Set exercise: Copy each line that holds "системы".

§ §

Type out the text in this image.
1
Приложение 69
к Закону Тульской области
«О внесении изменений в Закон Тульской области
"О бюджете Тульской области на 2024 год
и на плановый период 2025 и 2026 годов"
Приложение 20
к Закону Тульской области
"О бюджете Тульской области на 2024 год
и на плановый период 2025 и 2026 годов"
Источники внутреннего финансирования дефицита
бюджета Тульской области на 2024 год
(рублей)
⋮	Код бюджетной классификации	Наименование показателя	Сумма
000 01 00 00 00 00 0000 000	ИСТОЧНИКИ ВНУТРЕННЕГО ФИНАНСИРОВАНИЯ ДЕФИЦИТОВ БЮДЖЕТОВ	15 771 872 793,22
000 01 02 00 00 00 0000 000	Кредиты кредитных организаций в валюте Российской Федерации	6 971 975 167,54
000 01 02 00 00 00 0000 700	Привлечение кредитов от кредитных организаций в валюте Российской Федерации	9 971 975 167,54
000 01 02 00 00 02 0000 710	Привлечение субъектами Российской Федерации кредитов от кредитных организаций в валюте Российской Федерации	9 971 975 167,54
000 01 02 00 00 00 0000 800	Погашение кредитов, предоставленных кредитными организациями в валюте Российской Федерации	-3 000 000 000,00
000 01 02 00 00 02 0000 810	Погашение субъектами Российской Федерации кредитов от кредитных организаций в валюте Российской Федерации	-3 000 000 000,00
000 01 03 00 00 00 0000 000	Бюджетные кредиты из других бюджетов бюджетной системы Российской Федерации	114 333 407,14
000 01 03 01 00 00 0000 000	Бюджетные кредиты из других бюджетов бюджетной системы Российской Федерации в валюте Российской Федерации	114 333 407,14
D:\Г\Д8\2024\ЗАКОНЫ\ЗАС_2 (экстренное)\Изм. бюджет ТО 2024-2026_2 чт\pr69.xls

§ §

Result:
000 01 03 00 00 00 0000 000	Бюджетные кредиты из других бюджетов бюджетной системы Российской Федерации	114 333 407,14
000 01 03 01 00 00 0000 000	Бюджетные кредиты из других бюджетов бюджетной системы Российской Федерации в валюте Российской Федерации	114 333 407,14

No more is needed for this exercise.